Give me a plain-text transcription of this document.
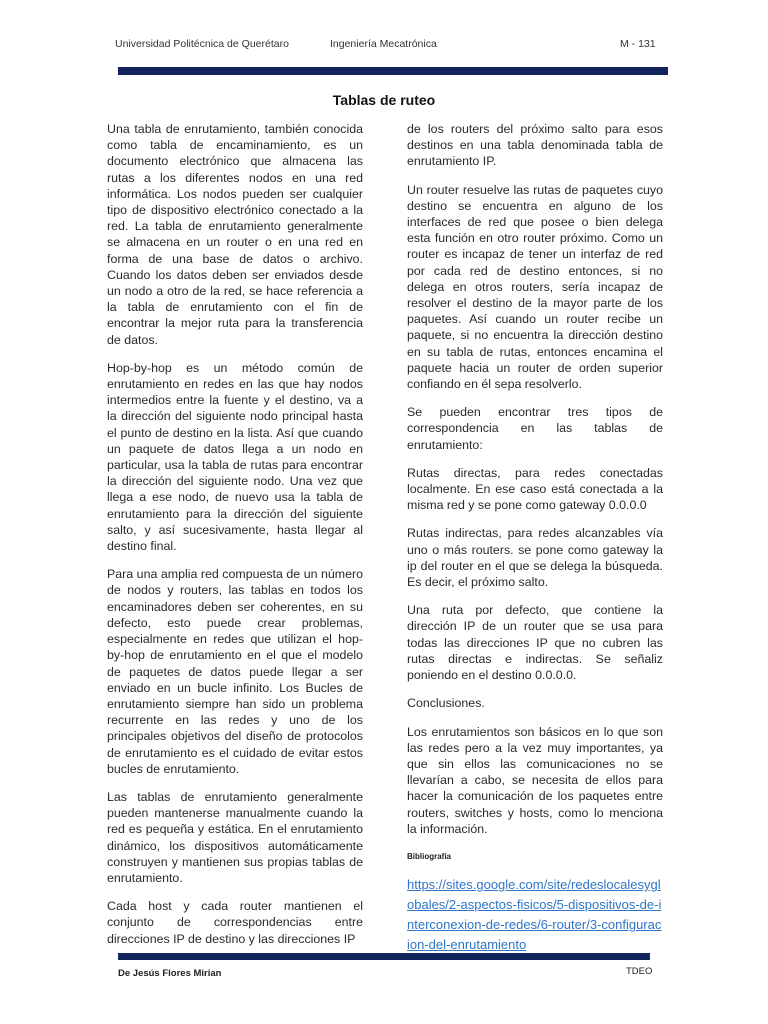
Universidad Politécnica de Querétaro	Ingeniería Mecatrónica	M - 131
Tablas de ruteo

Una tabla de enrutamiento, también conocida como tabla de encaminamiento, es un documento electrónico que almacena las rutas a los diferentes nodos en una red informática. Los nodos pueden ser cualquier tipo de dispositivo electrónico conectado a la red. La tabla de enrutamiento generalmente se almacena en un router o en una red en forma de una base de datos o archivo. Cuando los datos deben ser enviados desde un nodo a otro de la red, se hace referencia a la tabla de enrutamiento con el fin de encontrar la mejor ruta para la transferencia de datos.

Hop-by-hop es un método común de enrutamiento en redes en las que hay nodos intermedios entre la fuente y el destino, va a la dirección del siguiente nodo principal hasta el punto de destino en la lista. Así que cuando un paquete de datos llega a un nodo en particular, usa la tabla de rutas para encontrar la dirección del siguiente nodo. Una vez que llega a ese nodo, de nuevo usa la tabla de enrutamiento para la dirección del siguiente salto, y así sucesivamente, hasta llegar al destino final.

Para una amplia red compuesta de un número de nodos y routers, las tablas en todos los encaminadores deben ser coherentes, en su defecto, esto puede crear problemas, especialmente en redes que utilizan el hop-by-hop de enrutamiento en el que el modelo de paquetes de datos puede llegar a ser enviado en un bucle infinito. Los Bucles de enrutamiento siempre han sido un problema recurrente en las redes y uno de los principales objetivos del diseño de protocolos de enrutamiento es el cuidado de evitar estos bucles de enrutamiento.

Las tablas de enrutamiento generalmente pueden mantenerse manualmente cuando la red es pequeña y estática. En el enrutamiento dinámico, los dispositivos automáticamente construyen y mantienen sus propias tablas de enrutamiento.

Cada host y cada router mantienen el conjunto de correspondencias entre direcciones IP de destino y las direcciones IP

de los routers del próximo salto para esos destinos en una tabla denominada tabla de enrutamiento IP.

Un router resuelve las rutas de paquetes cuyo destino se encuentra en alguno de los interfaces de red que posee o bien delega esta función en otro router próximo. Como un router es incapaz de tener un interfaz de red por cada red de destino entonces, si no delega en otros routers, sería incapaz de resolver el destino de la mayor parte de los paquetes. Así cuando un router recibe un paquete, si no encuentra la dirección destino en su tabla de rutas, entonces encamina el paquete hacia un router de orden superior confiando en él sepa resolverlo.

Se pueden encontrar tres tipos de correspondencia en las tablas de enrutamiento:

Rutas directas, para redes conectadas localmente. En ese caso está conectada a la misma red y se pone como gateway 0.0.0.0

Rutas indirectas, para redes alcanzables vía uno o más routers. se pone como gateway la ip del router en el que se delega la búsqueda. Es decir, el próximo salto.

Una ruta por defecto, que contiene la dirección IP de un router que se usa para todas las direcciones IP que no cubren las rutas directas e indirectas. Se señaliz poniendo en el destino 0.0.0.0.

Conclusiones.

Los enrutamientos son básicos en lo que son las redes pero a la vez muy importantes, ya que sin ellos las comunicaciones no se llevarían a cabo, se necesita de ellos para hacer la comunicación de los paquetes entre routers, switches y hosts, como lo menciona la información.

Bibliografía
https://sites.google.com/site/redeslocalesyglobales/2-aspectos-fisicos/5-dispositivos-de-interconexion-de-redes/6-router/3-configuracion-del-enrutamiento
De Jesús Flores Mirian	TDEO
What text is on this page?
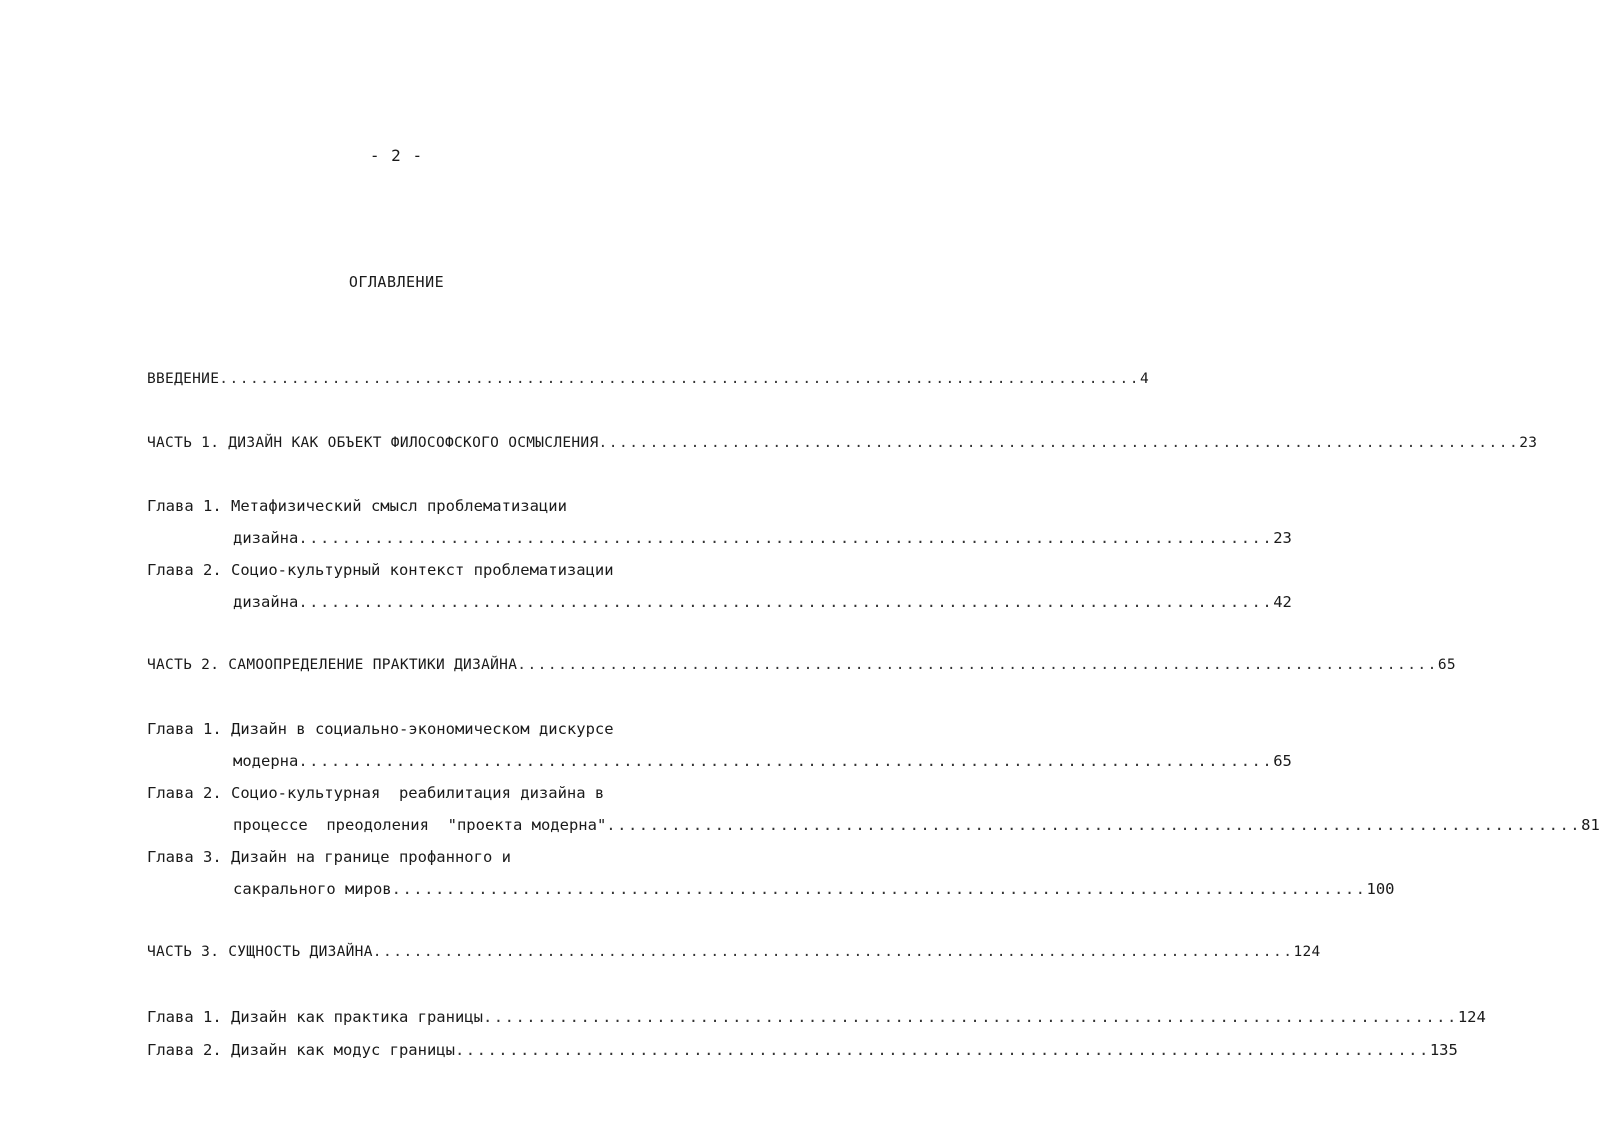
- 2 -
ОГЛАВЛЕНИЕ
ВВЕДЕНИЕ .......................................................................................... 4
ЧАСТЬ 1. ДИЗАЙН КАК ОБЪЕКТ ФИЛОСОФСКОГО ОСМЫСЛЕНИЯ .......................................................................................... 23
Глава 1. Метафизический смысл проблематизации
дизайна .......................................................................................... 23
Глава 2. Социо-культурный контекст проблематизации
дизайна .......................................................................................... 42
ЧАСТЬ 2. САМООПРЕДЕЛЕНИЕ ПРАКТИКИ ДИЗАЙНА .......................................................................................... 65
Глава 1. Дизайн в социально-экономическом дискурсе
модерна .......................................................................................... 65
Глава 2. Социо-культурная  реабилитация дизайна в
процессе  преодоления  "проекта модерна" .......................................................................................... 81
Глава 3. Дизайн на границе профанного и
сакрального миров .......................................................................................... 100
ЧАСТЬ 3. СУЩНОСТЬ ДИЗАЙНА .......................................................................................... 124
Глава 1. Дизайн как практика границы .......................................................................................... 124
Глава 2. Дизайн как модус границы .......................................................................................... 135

- - - -

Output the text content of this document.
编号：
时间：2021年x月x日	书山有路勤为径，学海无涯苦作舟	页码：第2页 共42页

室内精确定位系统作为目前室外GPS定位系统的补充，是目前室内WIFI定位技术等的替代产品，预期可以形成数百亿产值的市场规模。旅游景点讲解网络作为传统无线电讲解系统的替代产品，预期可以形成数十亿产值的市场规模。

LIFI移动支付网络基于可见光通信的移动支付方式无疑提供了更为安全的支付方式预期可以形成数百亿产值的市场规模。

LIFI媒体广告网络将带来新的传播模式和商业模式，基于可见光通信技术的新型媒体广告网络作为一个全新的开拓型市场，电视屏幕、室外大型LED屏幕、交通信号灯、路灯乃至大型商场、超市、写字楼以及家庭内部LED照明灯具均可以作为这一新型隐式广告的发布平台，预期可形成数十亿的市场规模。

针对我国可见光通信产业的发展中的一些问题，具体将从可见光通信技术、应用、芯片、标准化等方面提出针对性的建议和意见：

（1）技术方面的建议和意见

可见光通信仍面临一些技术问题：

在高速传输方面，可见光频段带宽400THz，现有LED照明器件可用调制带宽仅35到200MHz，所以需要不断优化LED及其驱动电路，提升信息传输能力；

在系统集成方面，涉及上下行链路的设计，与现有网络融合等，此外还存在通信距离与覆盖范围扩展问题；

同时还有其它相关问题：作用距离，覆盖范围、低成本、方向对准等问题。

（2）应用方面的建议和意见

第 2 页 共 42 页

- - - -

Task directions – Check every line for "модерна" and show the ones that have it.

Result of this exercise –
модерна .......................................................................................... 65
процессе  преодоления  "проекта модерна" .......................................................................................... 81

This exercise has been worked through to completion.